(Data entries)

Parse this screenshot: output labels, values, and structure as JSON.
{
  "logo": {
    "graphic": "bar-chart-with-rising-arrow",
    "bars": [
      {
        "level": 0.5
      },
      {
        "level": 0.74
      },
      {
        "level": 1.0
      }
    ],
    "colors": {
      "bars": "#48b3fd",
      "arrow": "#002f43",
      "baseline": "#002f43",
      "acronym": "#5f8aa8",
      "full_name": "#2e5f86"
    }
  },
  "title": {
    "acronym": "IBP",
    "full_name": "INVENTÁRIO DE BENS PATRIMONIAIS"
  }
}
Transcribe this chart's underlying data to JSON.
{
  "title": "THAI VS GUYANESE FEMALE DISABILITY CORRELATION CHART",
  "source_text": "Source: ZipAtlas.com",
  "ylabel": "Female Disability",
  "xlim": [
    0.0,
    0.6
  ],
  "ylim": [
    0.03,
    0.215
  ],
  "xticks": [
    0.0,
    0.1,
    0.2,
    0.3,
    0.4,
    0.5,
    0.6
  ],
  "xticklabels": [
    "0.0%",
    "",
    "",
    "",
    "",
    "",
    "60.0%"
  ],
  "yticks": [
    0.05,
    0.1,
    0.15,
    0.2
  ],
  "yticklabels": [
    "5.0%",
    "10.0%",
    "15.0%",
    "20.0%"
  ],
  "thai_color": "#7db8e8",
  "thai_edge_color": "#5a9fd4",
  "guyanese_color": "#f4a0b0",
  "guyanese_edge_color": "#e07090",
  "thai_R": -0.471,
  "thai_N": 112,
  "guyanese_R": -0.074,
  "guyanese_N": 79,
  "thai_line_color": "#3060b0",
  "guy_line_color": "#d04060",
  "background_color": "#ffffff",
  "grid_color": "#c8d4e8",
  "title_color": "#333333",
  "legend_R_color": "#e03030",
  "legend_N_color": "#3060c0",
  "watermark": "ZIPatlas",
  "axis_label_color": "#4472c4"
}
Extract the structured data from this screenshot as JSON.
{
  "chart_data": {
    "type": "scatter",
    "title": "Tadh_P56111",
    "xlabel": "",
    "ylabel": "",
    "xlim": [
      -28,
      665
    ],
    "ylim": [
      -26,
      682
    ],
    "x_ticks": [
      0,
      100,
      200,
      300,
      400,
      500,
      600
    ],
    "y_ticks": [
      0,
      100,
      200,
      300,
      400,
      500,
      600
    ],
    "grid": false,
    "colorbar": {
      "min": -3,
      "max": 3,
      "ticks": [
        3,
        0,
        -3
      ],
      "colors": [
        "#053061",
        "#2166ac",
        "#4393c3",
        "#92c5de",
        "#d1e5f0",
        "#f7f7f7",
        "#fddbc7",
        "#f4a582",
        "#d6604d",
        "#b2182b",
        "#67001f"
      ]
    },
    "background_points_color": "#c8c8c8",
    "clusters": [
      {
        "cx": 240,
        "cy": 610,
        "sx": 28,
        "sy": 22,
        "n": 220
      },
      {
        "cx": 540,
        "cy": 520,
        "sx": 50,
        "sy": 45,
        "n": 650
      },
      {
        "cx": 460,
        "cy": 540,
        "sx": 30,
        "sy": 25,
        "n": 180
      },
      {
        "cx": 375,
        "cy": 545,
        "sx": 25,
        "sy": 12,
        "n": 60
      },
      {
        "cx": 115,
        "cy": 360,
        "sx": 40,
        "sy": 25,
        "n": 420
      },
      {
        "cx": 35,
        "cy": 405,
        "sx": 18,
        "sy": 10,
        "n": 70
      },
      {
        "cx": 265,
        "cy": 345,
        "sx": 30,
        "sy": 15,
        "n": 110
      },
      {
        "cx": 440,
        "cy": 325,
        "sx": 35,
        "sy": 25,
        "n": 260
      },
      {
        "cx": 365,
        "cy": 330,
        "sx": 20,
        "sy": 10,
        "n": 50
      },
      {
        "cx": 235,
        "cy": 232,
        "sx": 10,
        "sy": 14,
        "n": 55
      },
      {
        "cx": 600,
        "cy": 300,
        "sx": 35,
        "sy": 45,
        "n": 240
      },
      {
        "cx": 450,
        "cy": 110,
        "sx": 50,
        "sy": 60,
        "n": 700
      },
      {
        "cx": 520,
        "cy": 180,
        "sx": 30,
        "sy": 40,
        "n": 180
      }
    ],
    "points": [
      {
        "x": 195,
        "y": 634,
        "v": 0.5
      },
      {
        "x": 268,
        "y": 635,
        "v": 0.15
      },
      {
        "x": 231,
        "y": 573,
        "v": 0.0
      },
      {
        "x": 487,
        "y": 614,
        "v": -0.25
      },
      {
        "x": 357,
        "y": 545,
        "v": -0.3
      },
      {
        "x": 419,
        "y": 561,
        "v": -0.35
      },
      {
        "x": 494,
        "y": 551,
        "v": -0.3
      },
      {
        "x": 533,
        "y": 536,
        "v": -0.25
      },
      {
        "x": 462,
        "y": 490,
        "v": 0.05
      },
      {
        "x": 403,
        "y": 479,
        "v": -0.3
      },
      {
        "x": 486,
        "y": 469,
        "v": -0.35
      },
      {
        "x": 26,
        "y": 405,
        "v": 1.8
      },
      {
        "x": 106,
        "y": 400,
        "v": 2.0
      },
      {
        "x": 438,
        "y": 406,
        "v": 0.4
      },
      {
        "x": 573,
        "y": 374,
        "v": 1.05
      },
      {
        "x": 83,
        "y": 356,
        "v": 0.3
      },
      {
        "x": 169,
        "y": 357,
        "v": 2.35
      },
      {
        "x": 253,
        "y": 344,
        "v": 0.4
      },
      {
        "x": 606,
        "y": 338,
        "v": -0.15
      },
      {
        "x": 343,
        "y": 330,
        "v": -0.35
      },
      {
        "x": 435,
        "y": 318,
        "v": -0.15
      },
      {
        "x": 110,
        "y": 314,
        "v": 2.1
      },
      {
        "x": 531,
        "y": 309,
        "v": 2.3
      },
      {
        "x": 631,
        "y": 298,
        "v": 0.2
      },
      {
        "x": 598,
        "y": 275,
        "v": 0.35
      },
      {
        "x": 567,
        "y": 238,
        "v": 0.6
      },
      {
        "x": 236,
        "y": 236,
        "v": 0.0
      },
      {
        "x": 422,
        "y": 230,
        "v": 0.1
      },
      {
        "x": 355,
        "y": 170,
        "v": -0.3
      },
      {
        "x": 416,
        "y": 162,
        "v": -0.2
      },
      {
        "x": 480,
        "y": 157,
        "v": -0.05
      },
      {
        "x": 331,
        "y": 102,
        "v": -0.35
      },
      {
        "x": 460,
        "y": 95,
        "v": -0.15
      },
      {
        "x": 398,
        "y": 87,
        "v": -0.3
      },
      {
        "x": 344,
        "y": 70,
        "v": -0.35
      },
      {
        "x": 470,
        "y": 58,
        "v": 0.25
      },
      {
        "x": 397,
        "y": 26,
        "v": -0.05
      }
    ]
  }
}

* [Task description]: Report every line containing the word "arrow" from the listing above.

* [Full response]:
    "graphic": "bar-chart-with-rising-arrow",
      "arrow": "#002f43",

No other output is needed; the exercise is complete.